Exercise input

• • • • • • •

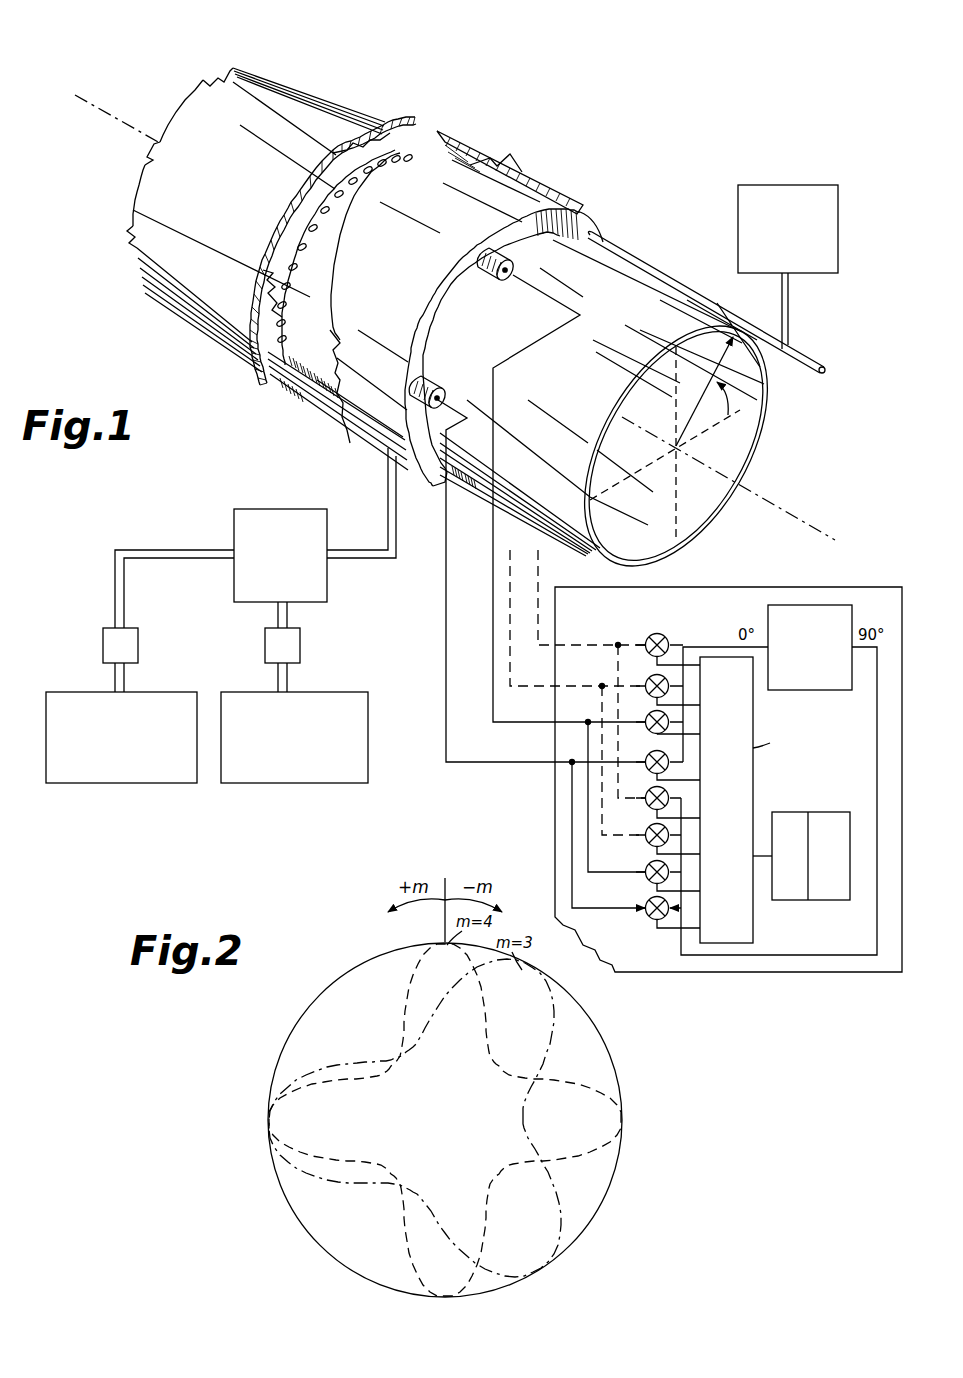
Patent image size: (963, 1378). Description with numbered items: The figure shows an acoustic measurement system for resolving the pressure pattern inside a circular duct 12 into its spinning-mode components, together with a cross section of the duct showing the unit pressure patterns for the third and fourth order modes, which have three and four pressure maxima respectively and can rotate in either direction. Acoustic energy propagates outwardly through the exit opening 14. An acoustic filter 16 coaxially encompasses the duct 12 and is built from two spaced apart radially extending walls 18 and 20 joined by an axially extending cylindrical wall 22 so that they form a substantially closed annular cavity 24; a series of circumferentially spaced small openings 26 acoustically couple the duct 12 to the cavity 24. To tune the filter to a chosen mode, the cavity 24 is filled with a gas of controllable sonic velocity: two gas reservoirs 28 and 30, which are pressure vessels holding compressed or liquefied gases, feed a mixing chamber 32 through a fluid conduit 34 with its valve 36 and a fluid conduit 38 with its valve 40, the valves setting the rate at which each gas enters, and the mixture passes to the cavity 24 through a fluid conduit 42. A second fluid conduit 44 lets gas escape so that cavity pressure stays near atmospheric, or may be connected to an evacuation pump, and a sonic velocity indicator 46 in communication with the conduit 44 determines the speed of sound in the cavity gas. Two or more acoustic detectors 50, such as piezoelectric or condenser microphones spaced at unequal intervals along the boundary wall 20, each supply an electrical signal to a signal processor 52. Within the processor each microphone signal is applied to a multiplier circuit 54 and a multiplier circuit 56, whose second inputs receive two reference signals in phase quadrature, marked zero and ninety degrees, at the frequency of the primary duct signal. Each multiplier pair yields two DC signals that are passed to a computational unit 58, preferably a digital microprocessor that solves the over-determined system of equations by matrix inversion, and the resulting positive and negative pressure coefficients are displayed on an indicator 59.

In FIG. 1, the circular duct 12 is at (328, 118).
In FIG. 1, the exit opening 14 is at (696, 506).
In FIG. 1, the acoustic filter 16 is at (545, 210).
In FIG. 2, the acoustic filter 16 is at (622, 1100).
In FIG. 1, the radially extending wall 18 is at (420, 135).
In FIG. 1, the radially extending wall 20 is at (572, 222).
In FIG. 1, the cylindrical wall 22 is at (530, 205).
In FIG. 1, the annular cavity 24 is at (470, 150).
In FIG. 1, the openings 26 is at (316, 234).
In FIG. 1, the gas reservoir 28 is at (160, 788).
In FIG. 1, the gas reservoir 30 is at (327, 788).
In FIG. 1, the mixing chamber 32 is at (327, 595).
In FIG. 1, the fluid conduit 34 is at (124, 596).
In FIG. 1, the valve 36 is at (138, 645).
In FIG. 1, the fluid conduit 38 is at (287, 614).
In FIG. 1, the valve 40 is at (300, 650).
In FIG. 1, the fluid conduit 42 is at (396, 527).
In FIG. 1, the second fluid conduit 44 is at (680, 290).
In FIG. 1, the sonic velocity indicator 46 is at (840, 235).
In FIG. 1, the acoustic detector 50 is at (504, 280).
In FIG. 1, the signal processor 52 is at (728, 779).
In FIG. 1, the multiplier circuit 54 is at (662, 636).
In FIG. 1, the multiplier circuit 56 is at (852, 616).
In FIG. 1, the computational unit 58 is at (753, 785).
In FIG. 1, the power output unit 59 is at (840, 812).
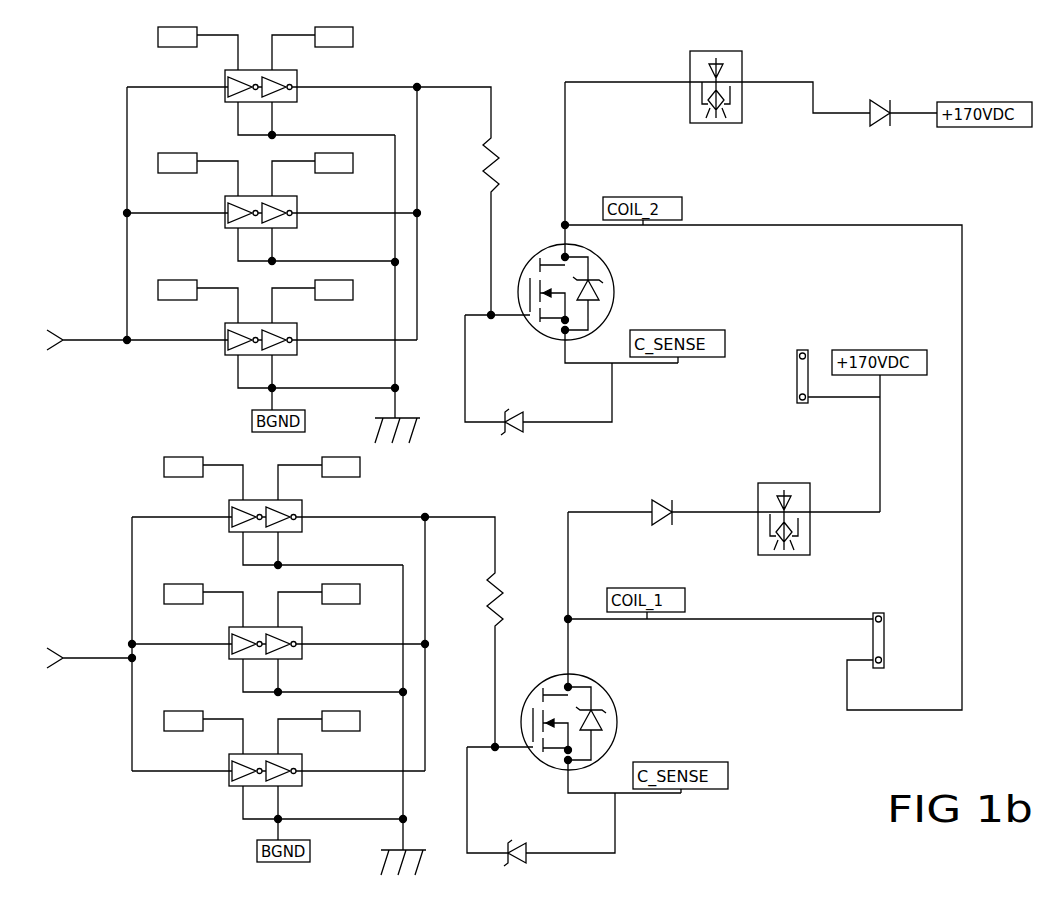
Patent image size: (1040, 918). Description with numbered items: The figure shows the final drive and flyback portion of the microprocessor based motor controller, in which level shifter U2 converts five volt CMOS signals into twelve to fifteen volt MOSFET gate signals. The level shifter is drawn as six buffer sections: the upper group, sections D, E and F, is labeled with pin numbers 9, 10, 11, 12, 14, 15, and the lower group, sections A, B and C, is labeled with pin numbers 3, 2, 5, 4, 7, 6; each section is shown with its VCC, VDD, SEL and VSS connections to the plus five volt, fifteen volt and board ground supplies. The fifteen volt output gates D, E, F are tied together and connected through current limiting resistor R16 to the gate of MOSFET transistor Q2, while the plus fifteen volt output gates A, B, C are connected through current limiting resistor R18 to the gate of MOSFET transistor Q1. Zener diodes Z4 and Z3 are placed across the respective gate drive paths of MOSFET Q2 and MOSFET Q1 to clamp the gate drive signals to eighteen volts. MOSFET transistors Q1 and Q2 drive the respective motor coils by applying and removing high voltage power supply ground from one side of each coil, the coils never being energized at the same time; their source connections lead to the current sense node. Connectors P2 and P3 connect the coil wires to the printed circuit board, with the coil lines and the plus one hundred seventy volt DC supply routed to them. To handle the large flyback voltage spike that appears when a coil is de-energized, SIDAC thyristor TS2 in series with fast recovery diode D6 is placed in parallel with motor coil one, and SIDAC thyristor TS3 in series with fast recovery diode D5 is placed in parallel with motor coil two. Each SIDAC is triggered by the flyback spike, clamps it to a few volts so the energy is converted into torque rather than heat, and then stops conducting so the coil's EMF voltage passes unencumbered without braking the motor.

The current limiting resistor R16 is at (458, 201).
The current limiting resistor R18 is at (464, 632).
The MOSFET transistor Q1 is at (583, 641).
The MOSFET transistor Q2 is at (580, 211).
The zener diode Z3 is at (513, 806).
The zener diode Z4 is at (511, 375).
The fast recovery diode D5 is at (903, 128).
The fast recovery diode D6 is at (766, 526).
The SIDAC thyristor TS2 is at (784, 533).
The SIDAC thyristor TS3 is at (716, 102).
The connector P2 is at (837, 389).
The connector P3 is at (875, 626).
The buffer U2:D input pin 9 is at (272, 83).
The buffer U2:D output pin 10 is at (293, 82).
The buffer U2:E input pin 11 is at (272, 209).
The buffer U2:E output pin 12 is at (293, 208).
The buffer U2:F input pin 14 is at (272, 336).
The buffer U2:F output pin 15 is at (293, 335).
The buffer U2:A input pin 3 is at (278, 513).
The buffer U2:A output pin 2 is at (294, 512).
The buffer U2:B input pin 5 is at (278, 640).
The buffer U2:B output pin 4 is at (294, 639).
The buffer U2:C input pin 7 is at (278, 767).
The buffer U2:C output pin 6 is at (294, 766).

• • • • • • •

Exercise description
Please format the items above as a two-column CSV with the header description,locations and one row per item. Put each value in a single quoted field with line breaks turned into spaces, and leave out the pictures.

Complete response
description,locations
"Patent image size: (963, 1378). Description with numbered items: The figure shows an acoustic measurement system for resolving the pressure pattern inside a circular duct 12 into its spinning-mode components, together with a cross section of the duct showing the unit pressure patterns for the third and fourth order modes, which have three and four pressure maxima respectively and can rotate in either direction. Acoustic energy propagates outwardly through the exit opening 14. An acoustic filter 16 coaxially encompasses the duct 12 and is built from two spaced apart radially extending walls 18 and 20 joined by an axially extending cylindrical wall 22 so that they form a substantially closed annular cavity 24; a series of circumferentially spaced small openings 26 acoustically couple the duct 12 to the cavity 24. To tune the filter to a chosen mode, the cavity 24 is filled with a gas of controllable sonic velocity: two gas reservoirs 28 and 30, which are pressure vessels holding compressed or liquefied gases, feed a mixing chamber 32 through a fluid conduit 34 with its valve 36 and a fluid conduit 38 with its valve 40, the valves setting the rate at which each gas enters, and the mixture passes to the cavity 24 through a fluid conduit 42. A second fluid conduit 44 lets gas escape so that cavity pressure stays near atmospheric, or may be connected to an evacuation pump, and a sonic velocity indicator 46 in communication with the conduit 44 determines the speed of sound in the cavity gas. Two or more acoustic detectors 50, such as piezoelectric or condenser microphones spaced at unequal intervals along the boundary wall 20, each supply an electrical signal to a signal processor 52. Within the processor each microphone signal is applied to a multiplier circuit 54 and a multiplier circuit 56, whose second inputs receive two reference signals in phase quadrature, marked zero and ninety degrees, at the frequency of the primary duct signal. Each multiplier pair yields two DC signals that are passed to a computational unit 58, preferably a digital microprocessor that solves the over-determined system of equations by matrix inversion, and the resulting positive and negative pressure coefficients are displayed on an indicator 59.","In FIG. 1, the circular duct 12 is at (328, 118). In FIG. 1, the exit opening 14 is at (696, 506). In FIG. 1, the acoustic filter 16 is at (545, 210). In FIG. 2, the acoustic filter 16 is at (622, 1100). In FIG. 1, the radially extending wall 18 is at (420, 135). In FIG. 1, the radially extending wall 20 is at (572, 222). In FIG. 1, the cylindrical wall 22 is at (530, 205). In FIG. 1, the annular cavity 24 is at (470, 150). In FIG. 1, the openings 26 is at (316, 234). In FIG. 1, the gas reservoir 28 is at (160, 788). In FIG. 1, the gas reservoir 30 is at (327, 788). In FIG. 1, the mixing chamber 32 is at (327, 595). In FIG. 1, the fluid conduit 34 is at (124, 596). In FIG. 1, the valve 36 is at (138, 645). In FIG. 1, the fluid conduit 38 is at (287, 614). In FIG. 1, the valve 40 is at (300, 650). In FIG. 1, the fluid conduit 42 is at (396, 527). In FIG. 1, the second fluid conduit 44 is at (680, 290). In FIG. 1, the sonic velocity indicator 46 is at (840, 235). In FIG. 1, the acoustic detector 50 is at (504, 280). In FIG. 1, the signal processor 52 is at (728, 779). In FIG. 1, the multiplier circuit 54 is at (662, 636). In FIG. 1, the multiplier circuit 56 is at (852, 616). In FIG. 1, the computational unit 58 is at (753, 785). In FIG. 1, the power output unit 59 is at (840, 812)."
"Patent image size: (1040, 918). Description with numbered items: The figure shows the final drive and flyback portion of the microprocessor based motor controller, in which level shifter U2 converts five volt CMOS signals into twelve to fifteen volt MOSFET gate signals. The level shifter is drawn as six buffer sections: the upper group, sections D, E and F, is labeled with pin numbers 9, 10, 11, 12, 14, 15, and the lower group, sections A, B and C, is labeled with pin numbers 3, 2, 5, 4, 7, 6; each section is shown with its VCC, VDD, SEL and VSS connections to the plus five volt, fifteen volt and board ground supplies. The fifteen volt output gates D, E, F are tied together and connected through current limiting resistor R16 to the gate of MOSFET transistor Q2, while the plus fifteen volt output gates A, B, C are connected through current limiting resistor R18 to the gate of MOSFET transistor Q1. Zener diodes Z4 and Z3 are placed across the respective gate drive paths of MOSFET Q2 and MOSFET Q1 to clamp the gate drive signals to eighteen volts. MOSFET transistors Q1 and Q2 drive the respective motor coils by applying and removing high voltage power supply ground from one side of each coil, the coils never being energized at the same time; their source connections lead to the current sense node. Connectors P2 and P3 connect the coil wires to the printed circuit board, with the coil lines and the plus one hundred seventy volt DC supply routed to them. To handle the large flyback voltage spike that appears when a coil is de-energized, SIDAC thyristor TS2 in series with fast recovery diode D6 is placed in parallel with motor coil one, and SIDAC thyristor TS3 in series with fast recovery diode D5 is placed in parallel with motor coil two. Each SIDAC is triggered by the flyback spike, clamps it to a few volts so the energy is converted into torque rather than heat, and then stops conducting so the coil's EMF voltage passes unencumbered without braking the motor.","The current limiting resistor R16 is at (458, 201). The current limiting resistor R18 is at (464, 632). The MOSFET transistor Q1 is at (583, 641). The MOSFET transistor Q2 is at (580, 211). The zener diode Z3 is at (513, 806). The zener diode Z4 is at (511, 375). The fast recovery diode D5 is at (903, 128). The fast recovery diode D6 is at (766, 526). The SIDAC thyristor TS2 is at (784, 533). The SIDAC thyristor TS3 is at (716, 102). The connector P2 is at (837, 389). The connector P3 is at (875, 626). The buffer U2:D input pin 9 is at (272, 83). The buffer U2:D output pin 10 is at (293, 82). The buffer U2:E input pin 11 is at (272, 209). The buffer U2:E output pin 12 is at (293, 208). The buffer U2:F input pin 14 is at (272, 336). The buffer U2:F output pin 15 is at (293, 335). The buffer U2:A input pin 3 is at (278, 513). The buffer U2:A output pin 2 is at (294, 512). The buffer U2:B input pin 5 is at (278, 640). The buffer U2:B output pin 4 is at (294, 639). The buffer U2:C input pin 7 is at (278, 767). The buffer U2:C output pin 6 is at (294, 766)."